__WHAT TO DO__
Reproduce all records exactly.

__DATA FOR PROCESSING__
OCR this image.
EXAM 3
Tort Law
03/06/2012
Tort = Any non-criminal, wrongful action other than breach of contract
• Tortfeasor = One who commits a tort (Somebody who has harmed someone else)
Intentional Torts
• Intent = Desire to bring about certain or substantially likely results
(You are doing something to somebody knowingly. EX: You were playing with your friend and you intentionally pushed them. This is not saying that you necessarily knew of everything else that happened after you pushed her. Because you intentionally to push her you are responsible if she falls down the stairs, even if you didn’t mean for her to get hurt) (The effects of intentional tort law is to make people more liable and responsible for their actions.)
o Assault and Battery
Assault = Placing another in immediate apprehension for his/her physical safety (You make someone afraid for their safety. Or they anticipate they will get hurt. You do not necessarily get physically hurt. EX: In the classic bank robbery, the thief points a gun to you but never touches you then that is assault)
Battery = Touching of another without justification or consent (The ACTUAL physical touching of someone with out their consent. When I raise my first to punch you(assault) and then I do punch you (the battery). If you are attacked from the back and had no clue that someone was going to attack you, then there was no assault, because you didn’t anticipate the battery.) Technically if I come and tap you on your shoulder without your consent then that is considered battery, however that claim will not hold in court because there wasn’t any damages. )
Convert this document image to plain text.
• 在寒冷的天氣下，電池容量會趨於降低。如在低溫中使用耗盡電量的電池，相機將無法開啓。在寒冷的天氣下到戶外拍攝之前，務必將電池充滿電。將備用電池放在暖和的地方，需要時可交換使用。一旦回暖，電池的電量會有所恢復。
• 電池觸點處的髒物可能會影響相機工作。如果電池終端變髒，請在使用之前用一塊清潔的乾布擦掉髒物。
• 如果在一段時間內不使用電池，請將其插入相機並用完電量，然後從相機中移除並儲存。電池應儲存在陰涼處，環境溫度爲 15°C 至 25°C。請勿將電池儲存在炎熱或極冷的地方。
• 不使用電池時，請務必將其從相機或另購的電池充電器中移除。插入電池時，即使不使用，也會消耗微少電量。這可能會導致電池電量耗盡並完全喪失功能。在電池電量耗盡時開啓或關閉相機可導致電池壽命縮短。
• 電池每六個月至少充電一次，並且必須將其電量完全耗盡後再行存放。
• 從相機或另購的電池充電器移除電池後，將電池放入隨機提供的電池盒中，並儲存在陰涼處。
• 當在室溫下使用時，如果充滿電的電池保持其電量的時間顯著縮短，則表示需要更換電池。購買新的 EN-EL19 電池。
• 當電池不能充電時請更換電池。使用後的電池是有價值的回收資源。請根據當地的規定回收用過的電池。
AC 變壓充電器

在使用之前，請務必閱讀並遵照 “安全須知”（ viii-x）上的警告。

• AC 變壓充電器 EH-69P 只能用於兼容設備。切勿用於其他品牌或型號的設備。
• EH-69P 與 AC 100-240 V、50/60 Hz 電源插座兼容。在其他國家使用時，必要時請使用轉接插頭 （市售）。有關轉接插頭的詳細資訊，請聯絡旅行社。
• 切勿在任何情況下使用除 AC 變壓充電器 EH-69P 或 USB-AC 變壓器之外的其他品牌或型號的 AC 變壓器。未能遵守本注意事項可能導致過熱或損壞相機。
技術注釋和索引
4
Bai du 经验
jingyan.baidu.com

__TASK RESULT__
OCR this image.
EXAM 3
Tort Law
03/06/2012
Tort = Any non-criminal, wrongful action other than breach of contract
• Tortfeasor = One who commits a tort (Somebody who has harmed someone else)
Intentional Torts
• Intent = Desire to bring about certain or substantially likely results
(You are doing something to somebody knowingly. EX: You were playing with your friend and you intentionally pushed them. This is not saying that you necessarily knew of everything else that happened after you pushed her. Because you intentionally to push her you are responsible if she falls down the stairs, even if you didn’t mean for her to get hurt) (The effects of intentional tort law is to make people more liable and responsible for their actions.)
o Assault and Battery
Assault = Placing another in immediate apprehension for his/her physical safety (You make someone afraid for their safety. Or they anticipate they will get hurt. You do not necessarily get physically hurt. EX: In the classic bank robbery, the thief points a gun to you but never touches you then that is assault)
Battery = Touching of another without justification or consent (The ACTUAL physical touching of someone with out their consent. When I raise my first to punch you(assault) and then I do punch you (the battery). If you are attacked from the back and had no clue that someone was going to attack you, then there was no assault, because you didn’t anticipate the battery.) Technically if I come and tap you on your shoulder without your consent then that is considered battery, however that claim will not hold in court because there wasn’t any damages. )
Convert this document image to plain text.
• 在寒冷的天氣下，電池容量會趨於降低。如在低溫中使用耗盡電量的電池，相機將無法開啓。在寒冷的天氣下到戶外拍攝之前，務必將電池充滿電。將備用電池放在暖和的地方，需要時可交換使用。一旦回暖，電池的電量會有所恢復。
• 電池觸點處的髒物可能會影響相機工作。如果電池終端變髒，請在使用之前用一塊清潔的乾布擦掉髒物。
• 如果在一段時間內不使用電池，請將其插入相機並用完電量，然後從相機中移除並儲存。電池應儲存在陰涼處，環境溫度爲 15°C 至 25°C。請勿將電池儲存在炎熱或極冷的地方。
• 不使用電池時，請務必將其從相機或另購的電池充電器中移除。插入電池時，即使不使用，也會消耗微少電量。這可能會導致電池電量耗盡並完全喪失功能。在電池電量耗盡時開啓或關閉相機可導致電池壽命縮短。
• 電池每六個月至少充電一次，並且必須將其電量完全耗盡後再行存放。
• 從相機或另購的電池充電器移除電池後，將電池放入隨機提供的電池盒中，並儲存在陰涼處。
• 當在室溫下使用時，如果充滿電的電池保持其電量的時間顯著縮短，則表示需要更換電池。購買新的 EN-EL19 電池。
• 當電池不能充電時請更換電池。使用後的電池是有價值的回收資源。請根據當地的規定回收用過的電池。
AC 變壓充電器

在使用之前，請務必閱讀並遵照 “安全須知”（ viii-x）上的警告。

• AC 變壓充電器 EH-69P 只能用於兼容設備。切勿用於其他品牌或型號的設備。
• EH-69P 與 AC 100-240 V、50/60 Hz 電源插座兼容。在其他國家使用時，必要時請使用轉接插頭 （市售）。有關轉接插頭的詳細資訊，請聯絡旅行社。
• 切勿在任何情況下使用除 AC 變壓充電器 EH-69P 或 USB-AC 變壓器之外的其他品牌或型號的 AC 變壓器。未能遵守本注意事項可能導致過熱或損壞相機。
技術注釋和索引
4
Bai du 经验
jingyan.baidu.com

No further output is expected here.